» **INSTRUCTION**
Copy all entries without alteration and skip the pictures they hold.

** start **

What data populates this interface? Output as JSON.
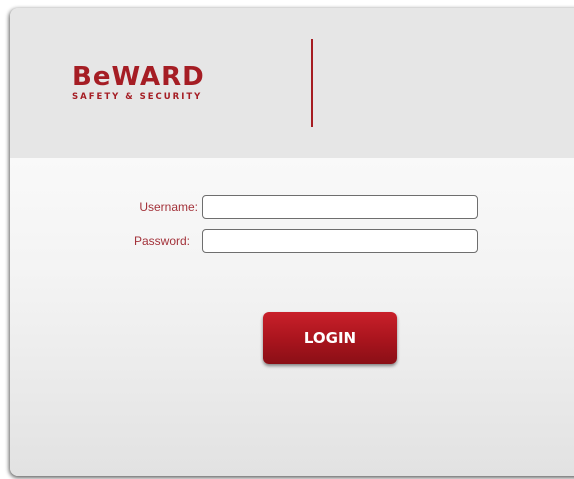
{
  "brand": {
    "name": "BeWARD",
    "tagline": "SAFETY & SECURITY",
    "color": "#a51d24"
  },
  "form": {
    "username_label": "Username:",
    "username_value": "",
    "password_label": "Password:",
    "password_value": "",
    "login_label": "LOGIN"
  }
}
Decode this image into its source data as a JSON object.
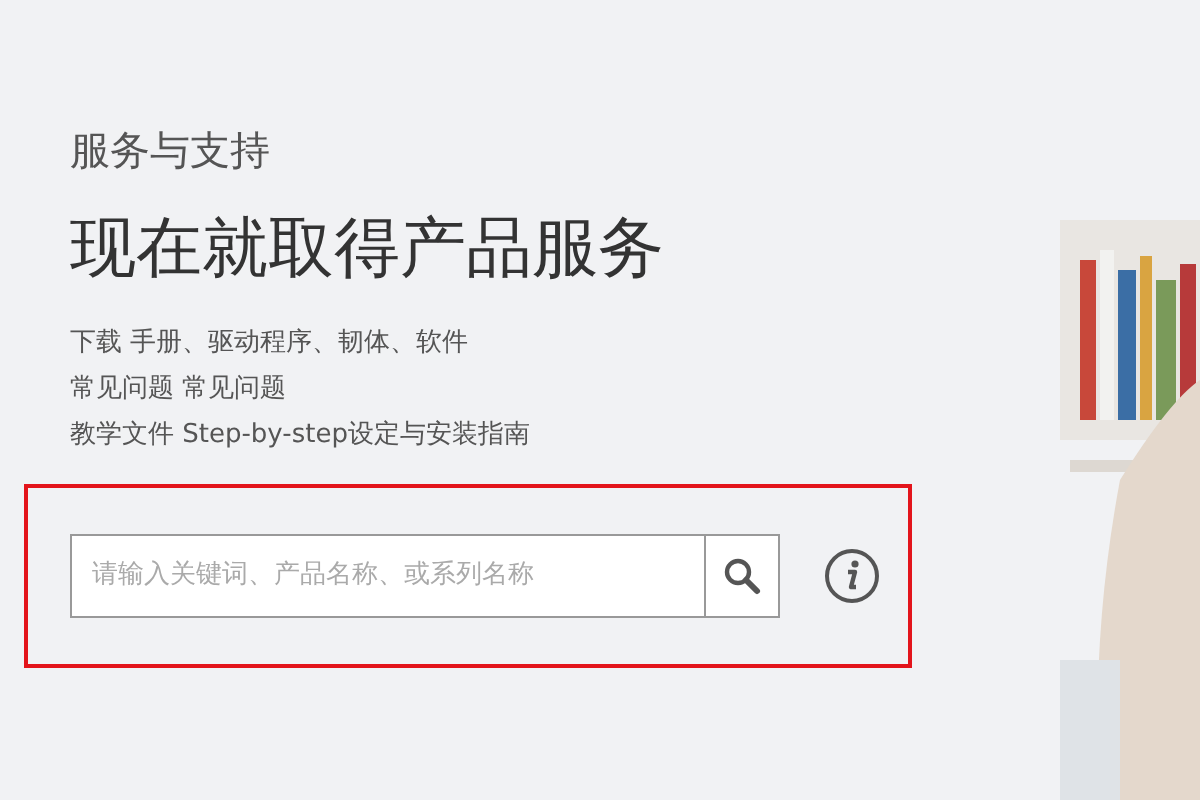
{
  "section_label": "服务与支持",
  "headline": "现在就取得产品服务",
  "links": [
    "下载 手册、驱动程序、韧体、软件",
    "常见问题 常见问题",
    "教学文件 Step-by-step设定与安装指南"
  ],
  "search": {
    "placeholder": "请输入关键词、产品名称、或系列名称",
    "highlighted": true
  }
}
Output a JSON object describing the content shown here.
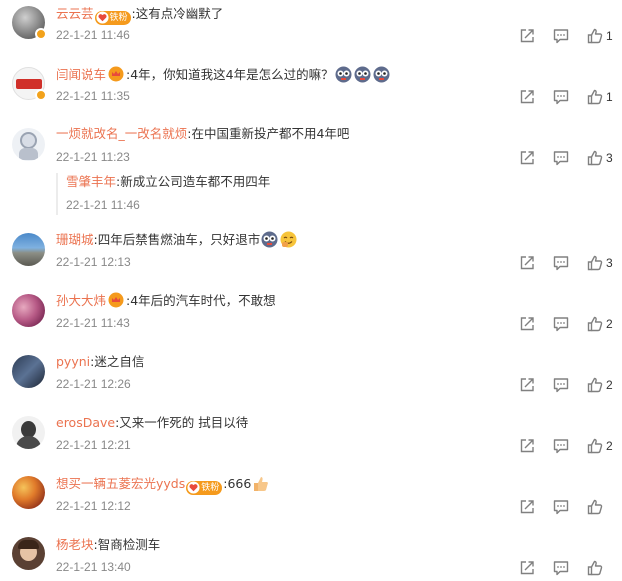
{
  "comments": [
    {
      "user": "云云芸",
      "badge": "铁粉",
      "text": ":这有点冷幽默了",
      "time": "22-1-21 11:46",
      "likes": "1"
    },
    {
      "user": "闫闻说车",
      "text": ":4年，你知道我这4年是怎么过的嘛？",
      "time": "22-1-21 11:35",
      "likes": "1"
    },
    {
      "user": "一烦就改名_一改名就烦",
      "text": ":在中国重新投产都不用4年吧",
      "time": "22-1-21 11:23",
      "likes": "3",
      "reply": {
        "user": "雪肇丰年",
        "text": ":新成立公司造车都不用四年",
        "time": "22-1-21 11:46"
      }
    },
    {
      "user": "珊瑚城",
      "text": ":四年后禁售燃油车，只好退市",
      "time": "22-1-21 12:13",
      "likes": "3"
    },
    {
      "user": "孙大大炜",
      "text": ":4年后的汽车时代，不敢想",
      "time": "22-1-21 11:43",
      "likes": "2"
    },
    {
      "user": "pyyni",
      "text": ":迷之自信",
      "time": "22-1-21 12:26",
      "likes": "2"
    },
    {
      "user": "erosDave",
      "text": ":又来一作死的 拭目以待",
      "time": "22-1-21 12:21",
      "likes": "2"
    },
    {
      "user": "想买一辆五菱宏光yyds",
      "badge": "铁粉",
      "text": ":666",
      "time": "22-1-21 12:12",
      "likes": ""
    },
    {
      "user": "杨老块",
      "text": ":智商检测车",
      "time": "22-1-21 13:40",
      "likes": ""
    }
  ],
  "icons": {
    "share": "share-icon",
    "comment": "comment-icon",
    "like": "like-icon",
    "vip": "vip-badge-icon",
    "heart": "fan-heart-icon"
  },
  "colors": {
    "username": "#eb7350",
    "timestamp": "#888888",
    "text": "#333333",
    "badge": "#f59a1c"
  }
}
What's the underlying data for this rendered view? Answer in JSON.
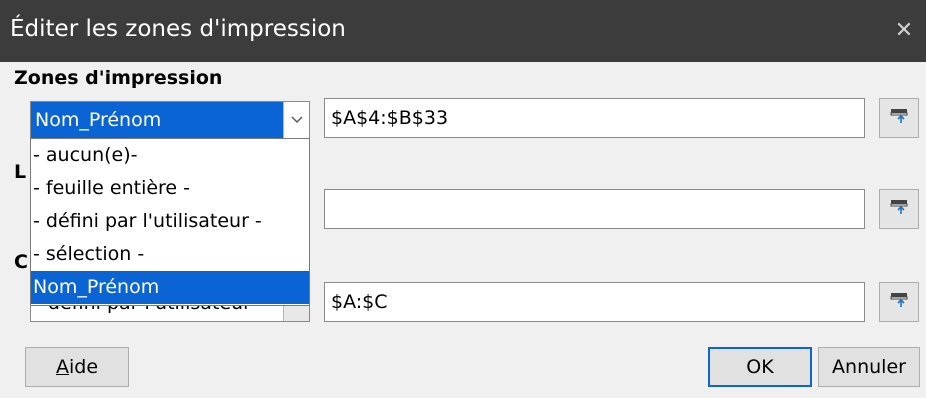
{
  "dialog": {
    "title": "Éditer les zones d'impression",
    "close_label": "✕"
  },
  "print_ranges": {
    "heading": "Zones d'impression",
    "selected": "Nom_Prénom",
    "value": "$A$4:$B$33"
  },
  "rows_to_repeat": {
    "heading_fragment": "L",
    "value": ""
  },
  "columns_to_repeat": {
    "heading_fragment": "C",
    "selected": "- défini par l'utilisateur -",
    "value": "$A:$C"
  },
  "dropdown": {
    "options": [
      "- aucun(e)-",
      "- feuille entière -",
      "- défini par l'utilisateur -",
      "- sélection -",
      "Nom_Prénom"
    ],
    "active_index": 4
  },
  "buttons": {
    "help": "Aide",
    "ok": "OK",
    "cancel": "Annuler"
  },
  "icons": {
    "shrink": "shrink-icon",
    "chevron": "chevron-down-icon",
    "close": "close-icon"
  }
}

** end **

» **SOLUTION TO THIS PROBLEM**
What data populates this interface? Output as JSON.
{
  "brand": {
    "name": "BeWARD",
    "tagline": "SAFETY & SECURITY",
    "color": "#a51d24"
  },
  "form": {
    "username_label": "Username:",
    "username_value": "",
    "password_label": "Password:",
    "password_value": "",
    "login_label": "LOGIN"
  }
}
Decode this image into its source data as a JSON object.
{
  "section_label": "服务与支持",
  "headline": "现在就取得产品服务",
  "links": [
    "下载 手册、驱动程序、韧体、软件",
    "常见问题 常见问题",
    "教学文件 Step-by-step设定与安装指南"
  ],
  "search": {
    "placeholder": "请输入关键词、产品名称、或系列名称",
    "highlighted": true
  }
}
Output a JSON object describing the content shown here.
{
  "comments": [
    {
      "user": "云云芸",
      "badge": "铁粉",
      "text": ":这有点冷幽默了",
      "time": "22-1-21 11:46",
      "likes": "1"
    },
    {
      "user": "闫闻说车",
      "text": ":4年，你知道我这4年是怎么过的嘛？",
      "time": "22-1-21 11:35",
      "likes": "1"
    },
    {
      "user": "一烦就改名_一改名就烦",
      "text": ":在中国重新投产都不用4年吧",
      "time": "22-1-21 11:23",
      "likes": "3",
      "reply": {
        "user": "雪肇丰年",
        "text": ":新成立公司造车都不用四年",
        "time": "22-1-21 11:46"
      }
    },
    {
      "user": "珊瑚城",
      "text": ":四年后禁售燃油车，只好退市",
      "time": "22-1-21 12:13",
      "likes": "3"
    },
    {
      "user": "孙大大炜",
      "text": ":4年后的汽车时代，不敢想",
      "time": "22-1-21 11:43",
      "likes": "2"
    },
    {
      "user": "pyyni",
      "text": ":迷之自信",
      "time": "22-1-21 12:26",
      "likes": "2"
    },
    {
      "user": "erosDave",
      "text": ":又来一作死的 拭目以待",
      "time": "22-1-21 12:21",
      "likes": "2"
    },
    {
      "user": "想买一辆五菱宏光yyds",
      "badge": "铁粉",
      "text": ":666",
      "time": "22-1-21 12:12",
      "likes": ""
    },
    {
      "user": "杨老块",
      "text": ":智商检测车",
      "time": "22-1-21 13:40",
      "likes": ""
    }
  ],
  "icons": {
    "share": "share-icon",
    "comment": "comment-icon",
    "like": "like-icon",
    "vip": "vip-badge-icon",
    "heart": "fan-heart-icon"
  },
  "colors": {
    "username": "#eb7350",
    "timestamp": "#888888",
    "text": "#333333",
    "badge": "#f59a1c"
  }
}
What's the underlying data for this rendered view? Answer in JSON.
{
  "dialog": {
    "title": "Éditer les zones d'impression",
    "close_label": "✕"
  },
  "print_ranges": {
    "heading": "Zones d'impression",
    "selected": "Nom_Prénom",
    "value": "$A$4:$B$33"
  },
  "rows_to_repeat": {
    "heading_fragment": "L",
    "value": ""
  },
  "columns_to_repeat": {
    "heading_fragment": "C",
    "selected": "- défini par l'utilisateur -",
    "value": "$A:$C"
  },
  "dropdown": {
    "options": [
      "- aucun(e)-",
      "- feuille entière -",
      "- défini par l'utilisateur -",
      "- sélection -",
      "Nom_Prénom"
    ],
    "active_index": 4
  },
  "buttons": {
    "help": "Aide",
    "ok": "OK",
    "cancel": "Annuler"
  },
  "icons": {
    "shrink": "shrink-icon",
    "chevron": "chevron-down-icon",
    "close": "close-icon"
  }
}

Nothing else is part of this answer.